Document page transcription items
== Segment start ==

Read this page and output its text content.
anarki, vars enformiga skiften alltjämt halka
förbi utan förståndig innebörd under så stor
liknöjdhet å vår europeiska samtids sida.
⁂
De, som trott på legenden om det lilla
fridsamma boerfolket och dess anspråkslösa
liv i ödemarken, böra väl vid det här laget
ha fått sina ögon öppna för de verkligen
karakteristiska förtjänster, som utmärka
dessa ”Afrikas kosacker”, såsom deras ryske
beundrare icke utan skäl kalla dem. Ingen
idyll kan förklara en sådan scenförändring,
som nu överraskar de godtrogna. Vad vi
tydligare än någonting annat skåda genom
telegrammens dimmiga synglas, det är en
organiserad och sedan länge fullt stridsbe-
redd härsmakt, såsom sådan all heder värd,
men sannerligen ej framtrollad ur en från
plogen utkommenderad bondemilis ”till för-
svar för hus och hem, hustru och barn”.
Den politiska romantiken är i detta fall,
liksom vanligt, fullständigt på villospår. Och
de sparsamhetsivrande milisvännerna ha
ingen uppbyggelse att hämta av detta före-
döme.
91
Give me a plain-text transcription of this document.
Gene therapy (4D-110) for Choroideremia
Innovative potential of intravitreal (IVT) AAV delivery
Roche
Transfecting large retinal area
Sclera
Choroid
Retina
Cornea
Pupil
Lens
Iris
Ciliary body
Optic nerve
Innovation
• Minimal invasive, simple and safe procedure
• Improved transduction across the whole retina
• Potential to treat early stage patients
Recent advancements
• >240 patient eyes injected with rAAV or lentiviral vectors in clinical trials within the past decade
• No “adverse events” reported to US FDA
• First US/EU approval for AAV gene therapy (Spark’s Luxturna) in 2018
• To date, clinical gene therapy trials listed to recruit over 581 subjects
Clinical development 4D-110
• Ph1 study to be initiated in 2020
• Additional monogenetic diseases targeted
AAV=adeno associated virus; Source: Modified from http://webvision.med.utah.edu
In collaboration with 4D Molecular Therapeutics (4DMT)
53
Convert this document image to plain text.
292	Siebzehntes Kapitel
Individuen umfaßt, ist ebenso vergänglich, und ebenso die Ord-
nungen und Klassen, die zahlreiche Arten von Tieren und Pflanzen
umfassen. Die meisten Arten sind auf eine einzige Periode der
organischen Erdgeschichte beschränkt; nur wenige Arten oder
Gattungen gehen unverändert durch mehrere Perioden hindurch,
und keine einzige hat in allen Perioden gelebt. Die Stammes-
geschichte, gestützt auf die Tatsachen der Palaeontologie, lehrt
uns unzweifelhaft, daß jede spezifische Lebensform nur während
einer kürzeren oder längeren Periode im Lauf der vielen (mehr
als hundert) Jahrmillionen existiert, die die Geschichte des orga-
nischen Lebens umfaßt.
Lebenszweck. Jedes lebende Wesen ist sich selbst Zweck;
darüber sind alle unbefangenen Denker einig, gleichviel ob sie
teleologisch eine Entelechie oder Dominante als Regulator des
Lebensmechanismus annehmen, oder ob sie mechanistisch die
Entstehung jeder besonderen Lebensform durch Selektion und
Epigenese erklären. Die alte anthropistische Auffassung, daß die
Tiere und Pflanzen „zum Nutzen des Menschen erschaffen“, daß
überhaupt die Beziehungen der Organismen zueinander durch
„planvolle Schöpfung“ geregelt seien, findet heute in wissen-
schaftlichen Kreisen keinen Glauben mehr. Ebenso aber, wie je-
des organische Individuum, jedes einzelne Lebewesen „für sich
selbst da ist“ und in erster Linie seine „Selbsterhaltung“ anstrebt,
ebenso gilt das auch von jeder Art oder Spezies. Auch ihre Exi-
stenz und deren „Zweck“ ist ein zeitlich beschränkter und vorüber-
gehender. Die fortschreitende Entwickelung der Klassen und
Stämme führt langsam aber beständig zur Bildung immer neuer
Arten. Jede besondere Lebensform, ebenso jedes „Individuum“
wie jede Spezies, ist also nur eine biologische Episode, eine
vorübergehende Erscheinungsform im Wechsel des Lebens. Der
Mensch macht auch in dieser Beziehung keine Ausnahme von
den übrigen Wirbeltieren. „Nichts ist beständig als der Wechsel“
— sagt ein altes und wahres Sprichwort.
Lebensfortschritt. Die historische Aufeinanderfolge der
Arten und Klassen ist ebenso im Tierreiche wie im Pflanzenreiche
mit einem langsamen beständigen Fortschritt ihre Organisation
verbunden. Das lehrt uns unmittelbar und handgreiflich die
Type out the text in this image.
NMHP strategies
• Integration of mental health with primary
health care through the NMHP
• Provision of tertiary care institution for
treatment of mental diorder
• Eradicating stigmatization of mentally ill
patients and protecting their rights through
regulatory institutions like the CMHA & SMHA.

== Segment end ==

### Task brief:
I'd like the entries above reproduced in full, exactly as they stand.

### Written solution:
Read this page and output its text content.
anarki, vars enformiga skiften alltjämt halka
förbi utan förståndig innebörd under så stor
liknöjdhet å vår europeiska samtids sida.
⁂
De, som trott på legenden om det lilla
fridsamma boerfolket och dess anspråkslösa
liv i ödemarken, böra väl vid det här laget
ha fått sina ögon öppna för de verkligen
karakteristiska förtjänster, som utmärka
dessa ”Afrikas kosacker”, såsom deras ryske
beundrare icke utan skäl kalla dem. Ingen
idyll kan förklara en sådan scenförändring,
som nu överraskar de godtrogna. Vad vi
tydligare än någonting annat skåda genom
telegrammens dimmiga synglas, det är en
organiserad och sedan länge fullt stridsbe-
redd härsmakt, såsom sådan all heder värd,
men sannerligen ej framtrollad ur en från
plogen utkommenderad bondemilis ”till för-
svar för hus och hem, hustru och barn”.
Den politiska romantiken är i detta fall,
liksom vanligt, fullständigt på villospår. Och
de sparsamhetsivrande milisvännerna ha
ingen uppbyggelse att hämta av detta före-
döme.
91
Give me a plain-text transcription of this document.
Gene therapy (4D-110) for Choroideremia
Innovative potential of intravitreal (IVT) AAV delivery
Roche
Transfecting large retinal area
Sclera
Choroid
Retina
Cornea
Pupil
Lens
Iris
Ciliary body
Optic nerve
Innovation
• Minimal invasive, simple and safe procedure
• Improved transduction across the whole retina
• Potential to treat early stage patients
Recent advancements
• >240 patient eyes injected with rAAV or lentiviral vectors in clinical trials within the past decade
• No “adverse events” reported to US FDA
• First US/EU approval for AAV gene therapy (Spark’s Luxturna) in 2018
• To date, clinical gene therapy trials listed to recruit over 581 subjects
Clinical development 4D-110
• Ph1 study to be initiated in 2020
• Additional monogenetic diseases targeted
AAV=adeno associated virus; Source: Modified from http://webvision.med.utah.edu
In collaboration with 4D Molecular Therapeutics (4DMT)
53
Convert this document image to plain text.
292	Siebzehntes Kapitel
Individuen umfaßt, ist ebenso vergänglich, und ebenso die Ord-
nungen und Klassen, die zahlreiche Arten von Tieren und Pflanzen
umfassen. Die meisten Arten sind auf eine einzige Periode der
organischen Erdgeschichte beschränkt; nur wenige Arten oder
Gattungen gehen unverändert durch mehrere Perioden hindurch,
und keine einzige hat in allen Perioden gelebt. Die Stammes-
geschichte, gestützt auf die Tatsachen der Palaeontologie, lehrt
uns unzweifelhaft, daß jede spezifische Lebensform nur während
einer kürzeren oder längeren Periode im Lauf der vielen (mehr
als hundert) Jahrmillionen existiert, die die Geschichte des orga-
nischen Lebens umfaßt.
Lebenszweck. Jedes lebende Wesen ist sich selbst Zweck;
darüber sind alle unbefangenen Denker einig, gleichviel ob sie
teleologisch eine Entelechie oder Dominante als Regulator des
Lebensmechanismus annehmen, oder ob sie mechanistisch die
Entstehung jeder besonderen Lebensform durch Selektion und
Epigenese erklären. Die alte anthropistische Auffassung, daß die
Tiere und Pflanzen „zum Nutzen des Menschen erschaffen“, daß
überhaupt die Beziehungen der Organismen zueinander durch
„planvolle Schöpfung“ geregelt seien, findet heute in wissen-
schaftlichen Kreisen keinen Glauben mehr. Ebenso aber, wie je-
des organische Individuum, jedes einzelne Lebewesen „für sich
selbst da ist“ und in erster Linie seine „Selbsterhaltung“ anstrebt,
ebenso gilt das auch von jeder Art oder Spezies. Auch ihre Exi-
stenz und deren „Zweck“ ist ein zeitlich beschränkter und vorüber-
gehender. Die fortschreitende Entwickelung der Klassen und
Stämme führt langsam aber beständig zur Bildung immer neuer
Arten. Jede besondere Lebensform, ebenso jedes „Individuum“
wie jede Spezies, ist also nur eine biologische Episode, eine
vorübergehende Erscheinungsform im Wechsel des Lebens. Der
Mensch macht auch in dieser Beziehung keine Ausnahme von
den übrigen Wirbeltieren. „Nichts ist beständig als der Wechsel“
— sagt ein altes und wahres Sprichwort.
Lebensfortschritt. Die historische Aufeinanderfolge der
Arten und Klassen ist ebenso im Tierreiche wie im Pflanzenreiche
mit einem langsamen beständigen Fortschritt ihre Organisation
verbunden. Das lehrt uns unmittelbar und handgreiflich die
Type out the text in this image.
NMHP strategies
• Integration of mental health with primary
health care through the NMHP
• Provision of tertiary care institution for
treatment of mental diorder
• Eradicating stigmatization of mentally ill
patients and protecting their rights through
regulatory institutions like the CMHA & SMHA.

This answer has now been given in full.